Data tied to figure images
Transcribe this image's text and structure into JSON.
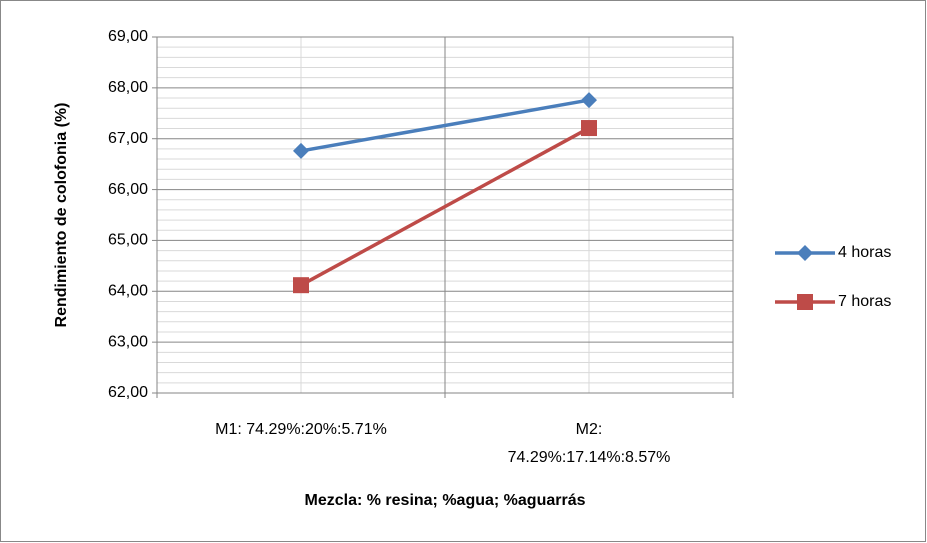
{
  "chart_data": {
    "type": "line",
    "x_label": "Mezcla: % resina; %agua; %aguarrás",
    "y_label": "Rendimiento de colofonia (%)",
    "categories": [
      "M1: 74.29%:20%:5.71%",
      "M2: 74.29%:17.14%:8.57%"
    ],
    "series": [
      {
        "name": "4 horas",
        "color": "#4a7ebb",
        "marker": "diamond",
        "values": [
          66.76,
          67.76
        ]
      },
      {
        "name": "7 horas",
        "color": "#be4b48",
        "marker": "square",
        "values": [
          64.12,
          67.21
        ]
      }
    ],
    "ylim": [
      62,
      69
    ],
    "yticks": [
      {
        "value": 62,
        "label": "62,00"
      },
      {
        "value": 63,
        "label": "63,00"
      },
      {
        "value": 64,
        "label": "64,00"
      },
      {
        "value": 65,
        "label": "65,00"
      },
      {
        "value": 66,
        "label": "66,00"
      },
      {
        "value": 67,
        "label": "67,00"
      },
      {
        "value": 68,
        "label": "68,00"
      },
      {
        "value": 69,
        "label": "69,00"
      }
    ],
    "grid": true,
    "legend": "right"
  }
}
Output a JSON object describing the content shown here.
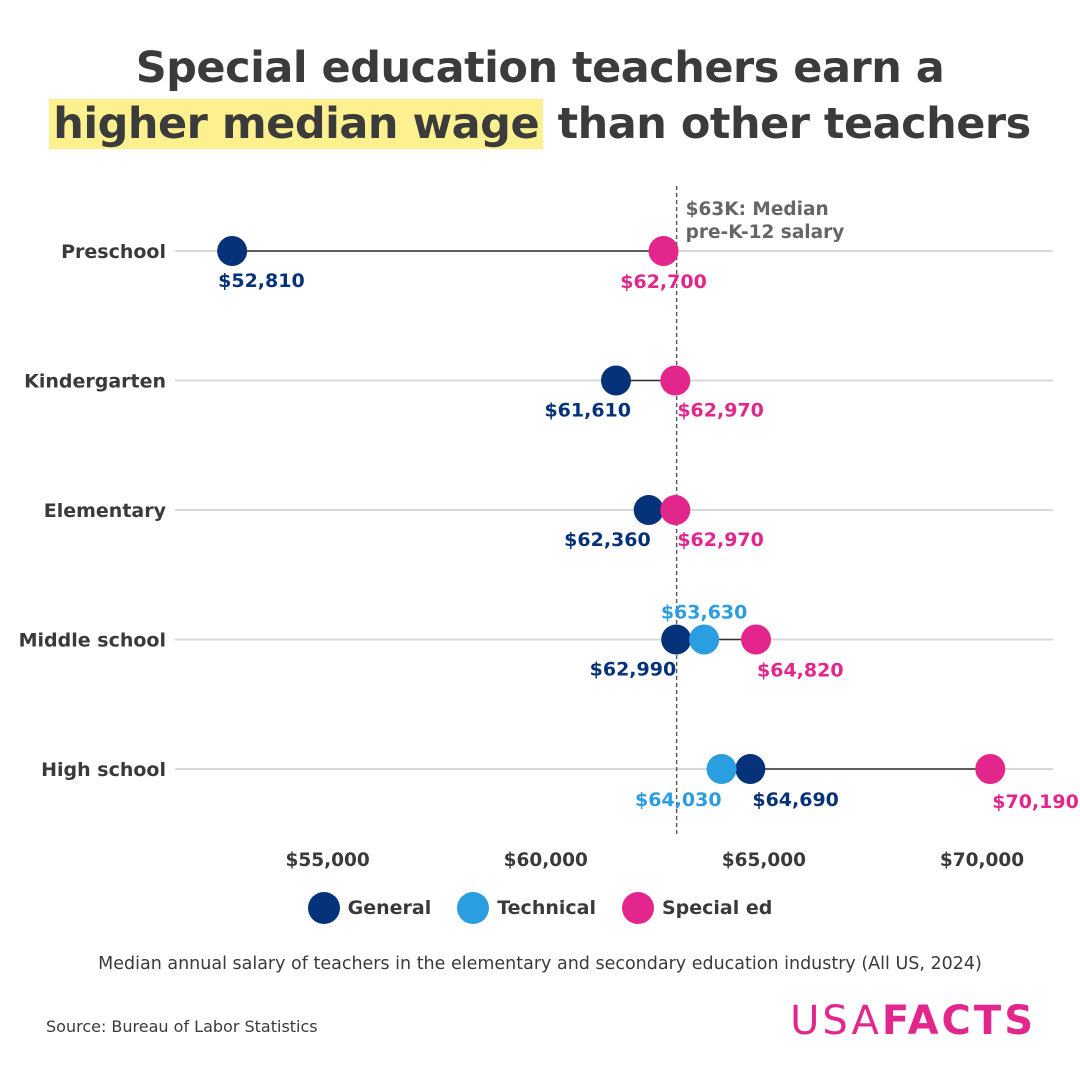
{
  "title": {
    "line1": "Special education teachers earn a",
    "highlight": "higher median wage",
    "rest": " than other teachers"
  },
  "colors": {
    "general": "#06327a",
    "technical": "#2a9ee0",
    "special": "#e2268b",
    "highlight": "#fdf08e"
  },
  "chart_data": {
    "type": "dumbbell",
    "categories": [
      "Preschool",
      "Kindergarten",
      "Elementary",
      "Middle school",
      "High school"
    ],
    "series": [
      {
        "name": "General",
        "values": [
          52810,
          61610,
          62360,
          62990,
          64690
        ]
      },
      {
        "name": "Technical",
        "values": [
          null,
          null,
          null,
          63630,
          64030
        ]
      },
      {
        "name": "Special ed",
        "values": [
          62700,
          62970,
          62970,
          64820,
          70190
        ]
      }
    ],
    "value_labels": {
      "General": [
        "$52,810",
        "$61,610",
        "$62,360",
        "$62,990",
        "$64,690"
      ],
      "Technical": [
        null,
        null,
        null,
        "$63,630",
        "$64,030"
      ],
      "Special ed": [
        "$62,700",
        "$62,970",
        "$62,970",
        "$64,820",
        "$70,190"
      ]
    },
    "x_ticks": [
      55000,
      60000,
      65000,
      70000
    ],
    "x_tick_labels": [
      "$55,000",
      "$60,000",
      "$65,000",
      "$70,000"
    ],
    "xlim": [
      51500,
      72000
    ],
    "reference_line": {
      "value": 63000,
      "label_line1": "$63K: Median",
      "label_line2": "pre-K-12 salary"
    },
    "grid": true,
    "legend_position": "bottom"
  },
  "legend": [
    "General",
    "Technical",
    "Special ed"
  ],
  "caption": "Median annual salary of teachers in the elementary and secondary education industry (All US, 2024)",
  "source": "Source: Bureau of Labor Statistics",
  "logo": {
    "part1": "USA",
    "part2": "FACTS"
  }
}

Set task: Return every line from the records above that holds the word "JSON".

Result for this exercise:
Transcribe this image's text and structure into JSON.
Output a JSON object describing the content shown here.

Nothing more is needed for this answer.